***** Supplied records
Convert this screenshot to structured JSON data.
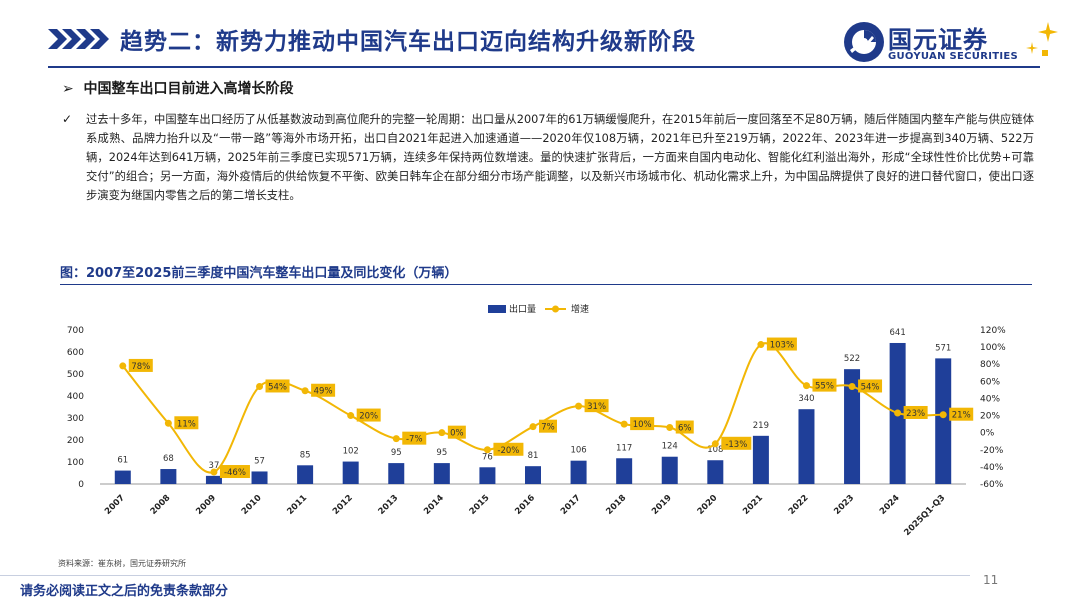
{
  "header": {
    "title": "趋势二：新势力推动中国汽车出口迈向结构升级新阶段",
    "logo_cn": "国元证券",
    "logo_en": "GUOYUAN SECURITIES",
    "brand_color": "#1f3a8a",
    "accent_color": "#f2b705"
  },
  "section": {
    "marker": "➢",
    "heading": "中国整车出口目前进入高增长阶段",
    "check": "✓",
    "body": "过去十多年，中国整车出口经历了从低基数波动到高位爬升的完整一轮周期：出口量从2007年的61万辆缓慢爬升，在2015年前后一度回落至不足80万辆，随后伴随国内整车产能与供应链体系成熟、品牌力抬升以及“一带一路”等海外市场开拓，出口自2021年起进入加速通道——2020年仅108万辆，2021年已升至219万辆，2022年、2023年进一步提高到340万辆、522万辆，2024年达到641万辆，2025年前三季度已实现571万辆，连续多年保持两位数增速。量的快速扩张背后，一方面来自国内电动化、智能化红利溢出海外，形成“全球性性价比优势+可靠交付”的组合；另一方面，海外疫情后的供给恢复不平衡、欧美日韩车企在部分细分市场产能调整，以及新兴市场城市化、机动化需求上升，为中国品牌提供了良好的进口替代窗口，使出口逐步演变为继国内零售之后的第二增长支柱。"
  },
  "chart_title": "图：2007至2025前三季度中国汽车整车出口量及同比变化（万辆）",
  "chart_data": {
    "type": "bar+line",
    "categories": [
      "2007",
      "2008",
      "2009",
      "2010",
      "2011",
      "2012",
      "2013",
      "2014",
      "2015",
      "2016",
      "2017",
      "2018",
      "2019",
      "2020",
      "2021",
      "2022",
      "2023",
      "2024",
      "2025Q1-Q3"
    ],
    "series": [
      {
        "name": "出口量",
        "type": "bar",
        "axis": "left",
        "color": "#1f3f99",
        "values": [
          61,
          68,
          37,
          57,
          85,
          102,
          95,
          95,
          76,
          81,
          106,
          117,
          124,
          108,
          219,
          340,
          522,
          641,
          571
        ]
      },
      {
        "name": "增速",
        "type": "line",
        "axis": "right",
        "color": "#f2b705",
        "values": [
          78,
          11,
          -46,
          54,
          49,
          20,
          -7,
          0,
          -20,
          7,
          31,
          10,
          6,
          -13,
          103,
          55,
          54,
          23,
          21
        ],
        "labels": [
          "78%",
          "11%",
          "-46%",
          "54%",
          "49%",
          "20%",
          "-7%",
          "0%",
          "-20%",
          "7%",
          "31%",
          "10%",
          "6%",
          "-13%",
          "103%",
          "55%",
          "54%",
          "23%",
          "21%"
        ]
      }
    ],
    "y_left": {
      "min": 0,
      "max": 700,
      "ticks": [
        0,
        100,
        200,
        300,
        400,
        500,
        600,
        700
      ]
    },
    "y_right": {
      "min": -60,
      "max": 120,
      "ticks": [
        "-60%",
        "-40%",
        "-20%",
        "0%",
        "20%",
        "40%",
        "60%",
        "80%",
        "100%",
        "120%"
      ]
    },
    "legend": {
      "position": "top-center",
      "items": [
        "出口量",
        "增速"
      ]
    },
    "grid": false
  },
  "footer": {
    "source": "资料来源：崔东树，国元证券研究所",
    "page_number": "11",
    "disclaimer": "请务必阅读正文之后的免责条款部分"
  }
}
**********
▶ _Short task_
Return the listing above unchanged, apart from dropping its pictures.

▶ _Solution_
Convert this screenshot to structured JSON data.
{
  "header": {
    "title": "趋势二：新势力推动中国汽车出口迈向结构升级新阶段",
    "logo_cn": "国元证券",
    "logo_en": "GUOYUAN SECURITIES",
    "brand_color": "#1f3a8a",
    "accent_color": "#f2b705"
  },
  "section": {
    "marker": "➢",
    "heading": "中国整车出口目前进入高增长阶段",
    "check": "✓",
    "body": "过去十多年，中国整车出口经历了从低基数波动到高位爬升的完整一轮周期：出口量从2007年的61万辆缓慢爬升，在2015年前后一度回落至不足80万辆，随后伴随国内整车产能与供应链体系成熟、品牌力抬升以及“一带一路”等海外市场开拓，出口自2021年起进入加速通道——2020年仅108万辆，2021年已升至219万辆，2022年、2023年进一步提高到340万辆、522万辆，2024年达到641万辆，2025年前三季度已实现571万辆，连续多年保持两位数增速。量的快速扩张背后，一方面来自国内电动化、智能化红利溢出海外，形成“全球性性价比优势+可靠交付”的组合；另一方面，海外疫情后的供给恢复不平衡、欧美日韩车企在部分细分市场产能调整，以及新兴市场城市化、机动化需求上升，为中国品牌提供了良好的进口替代窗口，使出口逐步演变为继国内零售之后的第二增长支柱。"
  },
  "chart_title": "图：2007至2025前三季度中国汽车整车出口量及同比变化（万辆）",
  "chart_data": {
    "type": "bar+line",
    "categories": [
      "2007",
      "2008",
      "2009",
      "2010",
      "2011",
      "2012",
      "2013",
      "2014",
      "2015",
      "2016",
      "2017",
      "2018",
      "2019",
      "2020",
      "2021",
      "2022",
      "2023",
      "2024",
      "2025Q1-Q3"
    ],
    "series": [
      {
        "name": "出口量",
        "type": "bar",
        "axis": "left",
        "color": "#1f3f99",
        "values": [
          61,
          68,
          37,
          57,
          85,
          102,
          95,
          95,
          76,
          81,
          106,
          117,
          124,
          108,
          219,
          340,
          522,
          641,
          571
        ]
      },
      {
        "name": "增速",
        "type": "line",
        "axis": "right",
        "color": "#f2b705",
        "values": [
          78,
          11,
          -46,
          54,
          49,
          20,
          -7,
          0,
          -20,
          7,
          31,
          10,
          6,
          -13,
          103,
          55,
          54,
          23,
          21
        ],
        "labels": [
          "78%",
          "11%",
          "-46%",
          "54%",
          "49%",
          "20%",
          "-7%",
          "0%",
          "-20%",
          "7%",
          "31%",
          "10%",
          "6%",
          "-13%",
          "103%",
          "55%",
          "54%",
          "23%",
          "21%"
        ]
      }
    ],
    "y_left": {
      "min": 0,
      "max": 700,
      "ticks": [
        0,
        100,
        200,
        300,
        400,
        500,
        600,
        700
      ]
    },
    "y_right": {
      "min": -60,
      "max": 120,
      "ticks": [
        "-60%",
        "-40%",
        "-20%",
        "0%",
        "20%",
        "40%",
        "60%",
        "80%",
        "100%",
        "120%"
      ]
    },
    "legend": {
      "position": "top-center",
      "items": [
        "出口量",
        "增速"
      ]
    },
    "grid": false
  },
  "footer": {
    "source": "资料来源：崔东树，国元证券研究所",
    "page_number": "11",
    "disclaimer": "请务必阅读正文之后的免责条款部分"
  }
}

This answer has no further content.